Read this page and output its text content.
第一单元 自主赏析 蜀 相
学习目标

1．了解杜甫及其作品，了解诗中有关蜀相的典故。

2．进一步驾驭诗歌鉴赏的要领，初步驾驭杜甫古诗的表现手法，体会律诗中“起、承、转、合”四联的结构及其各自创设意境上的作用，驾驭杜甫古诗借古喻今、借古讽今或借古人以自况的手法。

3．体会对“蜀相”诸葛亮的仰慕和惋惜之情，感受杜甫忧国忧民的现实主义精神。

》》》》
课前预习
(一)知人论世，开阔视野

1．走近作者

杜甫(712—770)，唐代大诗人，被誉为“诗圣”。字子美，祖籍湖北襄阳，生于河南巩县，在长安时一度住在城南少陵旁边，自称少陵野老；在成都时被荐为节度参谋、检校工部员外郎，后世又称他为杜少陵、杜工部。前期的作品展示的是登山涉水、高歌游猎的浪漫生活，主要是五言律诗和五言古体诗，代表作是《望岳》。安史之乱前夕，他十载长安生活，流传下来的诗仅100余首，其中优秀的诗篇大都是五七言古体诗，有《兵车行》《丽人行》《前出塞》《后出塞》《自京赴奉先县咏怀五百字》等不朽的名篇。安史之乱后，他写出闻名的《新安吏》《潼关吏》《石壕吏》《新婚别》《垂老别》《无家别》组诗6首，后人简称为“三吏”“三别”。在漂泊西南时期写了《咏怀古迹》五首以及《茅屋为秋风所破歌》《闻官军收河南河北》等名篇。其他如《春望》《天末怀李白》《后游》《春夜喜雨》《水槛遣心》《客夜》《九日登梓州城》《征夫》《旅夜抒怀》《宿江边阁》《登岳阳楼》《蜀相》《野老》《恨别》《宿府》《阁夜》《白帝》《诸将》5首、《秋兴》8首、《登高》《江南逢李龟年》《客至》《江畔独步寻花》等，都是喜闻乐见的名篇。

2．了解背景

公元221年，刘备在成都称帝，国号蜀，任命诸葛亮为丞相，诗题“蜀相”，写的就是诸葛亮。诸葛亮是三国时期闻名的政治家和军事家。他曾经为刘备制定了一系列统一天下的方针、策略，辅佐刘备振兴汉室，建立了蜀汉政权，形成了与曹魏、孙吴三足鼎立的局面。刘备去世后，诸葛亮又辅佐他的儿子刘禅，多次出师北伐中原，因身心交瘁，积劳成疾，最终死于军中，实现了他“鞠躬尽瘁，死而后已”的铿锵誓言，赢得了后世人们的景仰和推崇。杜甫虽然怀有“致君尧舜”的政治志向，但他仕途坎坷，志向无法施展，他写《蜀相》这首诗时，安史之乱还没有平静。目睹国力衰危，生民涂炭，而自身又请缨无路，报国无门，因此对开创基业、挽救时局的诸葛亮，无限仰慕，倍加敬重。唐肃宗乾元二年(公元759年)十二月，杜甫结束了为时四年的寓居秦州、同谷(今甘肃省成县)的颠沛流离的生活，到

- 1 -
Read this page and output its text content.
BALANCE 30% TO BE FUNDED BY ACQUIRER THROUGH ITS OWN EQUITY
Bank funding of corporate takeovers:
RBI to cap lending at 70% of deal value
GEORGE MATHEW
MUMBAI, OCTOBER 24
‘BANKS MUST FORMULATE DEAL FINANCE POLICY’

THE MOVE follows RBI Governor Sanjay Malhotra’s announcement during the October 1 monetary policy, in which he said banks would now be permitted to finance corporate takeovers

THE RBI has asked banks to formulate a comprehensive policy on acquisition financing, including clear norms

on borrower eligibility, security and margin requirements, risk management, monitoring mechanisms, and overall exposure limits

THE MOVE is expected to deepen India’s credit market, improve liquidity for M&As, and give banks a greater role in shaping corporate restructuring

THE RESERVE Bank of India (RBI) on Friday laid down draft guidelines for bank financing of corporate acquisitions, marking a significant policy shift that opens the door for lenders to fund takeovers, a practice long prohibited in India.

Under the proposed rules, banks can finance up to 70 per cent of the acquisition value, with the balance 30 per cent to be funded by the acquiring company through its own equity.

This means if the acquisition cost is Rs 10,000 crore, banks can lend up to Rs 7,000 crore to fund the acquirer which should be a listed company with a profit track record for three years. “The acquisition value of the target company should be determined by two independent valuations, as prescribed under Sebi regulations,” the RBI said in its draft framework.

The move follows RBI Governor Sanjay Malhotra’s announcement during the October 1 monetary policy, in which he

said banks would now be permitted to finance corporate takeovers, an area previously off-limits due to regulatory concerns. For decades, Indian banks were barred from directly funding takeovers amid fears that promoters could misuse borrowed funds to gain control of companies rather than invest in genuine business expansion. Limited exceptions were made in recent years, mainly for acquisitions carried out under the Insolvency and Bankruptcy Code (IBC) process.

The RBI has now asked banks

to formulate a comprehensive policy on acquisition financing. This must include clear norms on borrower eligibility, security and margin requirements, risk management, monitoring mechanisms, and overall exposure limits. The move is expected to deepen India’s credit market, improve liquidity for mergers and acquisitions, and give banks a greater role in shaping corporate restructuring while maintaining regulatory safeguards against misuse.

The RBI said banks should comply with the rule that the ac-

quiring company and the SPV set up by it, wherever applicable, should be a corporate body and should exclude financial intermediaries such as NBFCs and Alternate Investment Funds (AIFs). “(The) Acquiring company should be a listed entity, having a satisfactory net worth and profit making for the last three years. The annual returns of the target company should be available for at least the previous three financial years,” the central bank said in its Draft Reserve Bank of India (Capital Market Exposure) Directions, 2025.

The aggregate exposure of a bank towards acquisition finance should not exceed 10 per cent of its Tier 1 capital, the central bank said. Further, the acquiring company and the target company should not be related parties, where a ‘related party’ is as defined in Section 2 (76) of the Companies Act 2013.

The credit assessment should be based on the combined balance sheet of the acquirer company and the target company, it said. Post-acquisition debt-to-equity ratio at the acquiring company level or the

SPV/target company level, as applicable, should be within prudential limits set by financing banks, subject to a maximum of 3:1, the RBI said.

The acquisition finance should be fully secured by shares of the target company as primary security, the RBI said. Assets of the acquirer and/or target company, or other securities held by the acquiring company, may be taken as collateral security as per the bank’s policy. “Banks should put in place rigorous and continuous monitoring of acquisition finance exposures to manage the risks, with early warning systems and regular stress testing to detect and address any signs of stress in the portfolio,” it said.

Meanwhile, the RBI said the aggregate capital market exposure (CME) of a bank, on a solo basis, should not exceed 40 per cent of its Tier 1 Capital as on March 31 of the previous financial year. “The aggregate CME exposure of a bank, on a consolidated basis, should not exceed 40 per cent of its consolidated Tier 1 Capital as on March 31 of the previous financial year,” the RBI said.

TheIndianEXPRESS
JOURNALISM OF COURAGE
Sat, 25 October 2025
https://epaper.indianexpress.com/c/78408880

Exercise:
Reproduce each line verbatim.

Written solution:
Read this page and output its text content.
第一单元 自主赏析 蜀 相
学习目标

1．了解杜甫及其作品，了解诗中有关蜀相的典故。

2．进一步驾驭诗歌鉴赏的要领，初步驾驭杜甫古诗的表现手法，体会律诗中“起、承、转、合”四联的结构及其各自创设意境上的作用，驾驭杜甫古诗借古喻今、借古讽今或借古人以自况的手法。

3．体会对“蜀相”诸葛亮的仰慕和惋惜之情，感受杜甫忧国忧民的现实主义精神。

》》》》
课前预习
(一)知人论世，开阔视野

1．走近作者

杜甫(712—770)，唐代大诗人，被誉为“诗圣”。字子美，祖籍湖北襄阳，生于河南巩县，在长安时一度住在城南少陵旁边，自称少陵野老；在成都时被荐为节度参谋、检校工部员外郎，后世又称他为杜少陵、杜工部。前期的作品展示的是登山涉水、高歌游猎的浪漫生活，主要是五言律诗和五言古体诗，代表作是《望岳》。安史之乱前夕，他十载长安生活，流传下来的诗仅100余首，其中优秀的诗篇大都是五七言古体诗，有《兵车行》《丽人行》《前出塞》《后出塞》《自京赴奉先县咏怀五百字》等不朽的名篇。安史之乱后，他写出闻名的《新安吏》《潼关吏》《石壕吏》《新婚别》《垂老别》《无家别》组诗6首，后人简称为“三吏”“三别”。在漂泊西南时期写了《咏怀古迹》五首以及《茅屋为秋风所破歌》《闻官军收河南河北》等名篇。其他如《春望》《天末怀李白》《后游》《春夜喜雨》《水槛遣心》《客夜》《九日登梓州城》《征夫》《旅夜抒怀》《宿江边阁》《登岳阳楼》《蜀相》《野老》《恨别》《宿府》《阁夜》《白帝》《诸将》5首、《秋兴》8首、《登高》《江南逢李龟年》《客至》《江畔独步寻花》等，都是喜闻乐见的名篇。

2．了解背景

公元221年，刘备在成都称帝，国号蜀，任命诸葛亮为丞相，诗题“蜀相”，写的就是诸葛亮。诸葛亮是三国时期闻名的政治家和军事家。他曾经为刘备制定了一系列统一天下的方针、策略，辅佐刘备振兴汉室，建立了蜀汉政权，形成了与曹魏、孙吴三足鼎立的局面。刘备去世后，诸葛亮又辅佐他的儿子刘禅，多次出师北伐中原，因身心交瘁，积劳成疾，最终死于军中，实现了他“鞠躬尽瘁，死而后已”的铿锵誓言，赢得了后世人们的景仰和推崇。杜甫虽然怀有“致君尧舜”的政治志向，但他仕途坎坷，志向无法施展，他写《蜀相》这首诗时，安史之乱还没有平静。目睹国力衰危，生民涂炭，而自身又请缨无路，报国无门，因此对开创基业、挽救时局的诸葛亮，无限仰慕，倍加敬重。唐肃宗乾元二年(公元759年)十二月，杜甫结束了为时四年的寓居秦州、同谷(今甘肃省成县)的颠沛流离的生活，到

- 1 -
Read this page and output its text content.
BALANCE 30% TO BE FUNDED BY ACQUIRER THROUGH ITS OWN EQUITY
Bank funding of corporate takeovers:
RBI to cap lending at 70% of deal value
GEORGE MATHEW
MUMBAI, OCTOBER 24
‘BANKS MUST FORMULATE DEAL FINANCE POLICY’

THE MOVE follows RBI Governor Sanjay Malhotra’s announcement during the October 1 monetary policy, in which he said banks would now be permitted to finance corporate takeovers

THE RBI has asked banks to formulate a comprehensive policy on acquisition financing, including clear norms

on borrower eligibility, security and margin requirements, risk management, monitoring mechanisms, and overall exposure limits

THE MOVE is expected to deepen India’s credit market, improve liquidity for M&As, and give banks a greater role in shaping corporate restructuring

THE RESERVE Bank of India (RBI) on Friday laid down draft guidelines for bank financing of corporate acquisitions, marking a significant policy shift that opens the door for lenders to fund takeovers, a practice long prohibited in India.

Under the proposed rules, banks can finance up to 70 per cent of the acquisition value, with the balance 30 per cent to be funded by the acquiring company through its own equity.

This means if the acquisition cost is Rs 10,000 crore, banks can lend up to Rs 7,000 crore to fund the acquirer which should be a listed company with a profit track record for three years. “The acquisition value of the target company should be determined by two independent valuations, as prescribed under Sebi regulations,” the RBI said in its draft framework.

The move follows RBI Governor Sanjay Malhotra’s announcement during the October 1 monetary policy, in which he

said banks would now be permitted to finance corporate takeovers, an area previously off-limits due to regulatory concerns. For decades, Indian banks were barred from directly funding takeovers amid fears that promoters could misuse borrowed funds to gain control of companies rather than invest in genuine business expansion. Limited exceptions were made in recent years, mainly for acquisitions carried out under the Insolvency and Bankruptcy Code (IBC) process.

The RBI has now asked banks

to formulate a comprehensive policy on acquisition financing. This must include clear norms on borrower eligibility, security and margin requirements, risk management, monitoring mechanisms, and overall exposure limits. The move is expected to deepen India’s credit market, improve liquidity for mergers and acquisitions, and give banks a greater role in shaping corporate restructuring while maintaining regulatory safeguards against misuse.

The RBI said banks should comply with the rule that the ac-

quiring company and the SPV set up by it, wherever applicable, should be a corporate body and should exclude financial intermediaries such as NBFCs and Alternate Investment Funds (AIFs). “(The) Acquiring company should be a listed entity, having a satisfactory net worth and profit making for the last three years. The annual returns of the target company should be available for at least the previous three financial years,” the central bank said in its Draft Reserve Bank of India (Capital Market Exposure) Directions, 2025.

The aggregate exposure of a bank towards acquisition finance should not exceed 10 per cent of its Tier 1 capital, the central bank said. Further, the acquiring company and the target company should not be related parties, where a ‘related party’ is as defined in Section 2 (76) of the Companies Act 2013.

The credit assessment should be based on the combined balance sheet of the acquirer company and the target company, it said. Post-acquisition debt-to-equity ratio at the acquiring company level or the

SPV/target company level, as applicable, should be within prudential limits set by financing banks, subject to a maximum of 3:1, the RBI said.

The acquisition finance should be fully secured by shares of the target company as primary security, the RBI said. Assets of the acquirer and/or target company, or other securities held by the acquiring company, may be taken as collateral security as per the bank’s policy. “Banks should put in place rigorous and continuous monitoring of acquisition finance exposures to manage the risks, with early warning systems and regular stress testing to detect and address any signs of stress in the portfolio,” it said.

Meanwhile, the RBI said the aggregate capital market exposure (CME) of a bank, on a solo basis, should not exceed 40 per cent of its Tier 1 Capital as on March 31 of the previous financial year. “The aggregate CME exposure of a bank, on a consolidated basis, should not exceed 40 per cent of its consolidated Tier 1 Capital as on March 31 of the previous financial year,” the RBI said.

TheIndianEXPRESS
JOURNALISM OF COURAGE
Sat, 25 October 2025
https://epaper.indianexpress.com/c/78408880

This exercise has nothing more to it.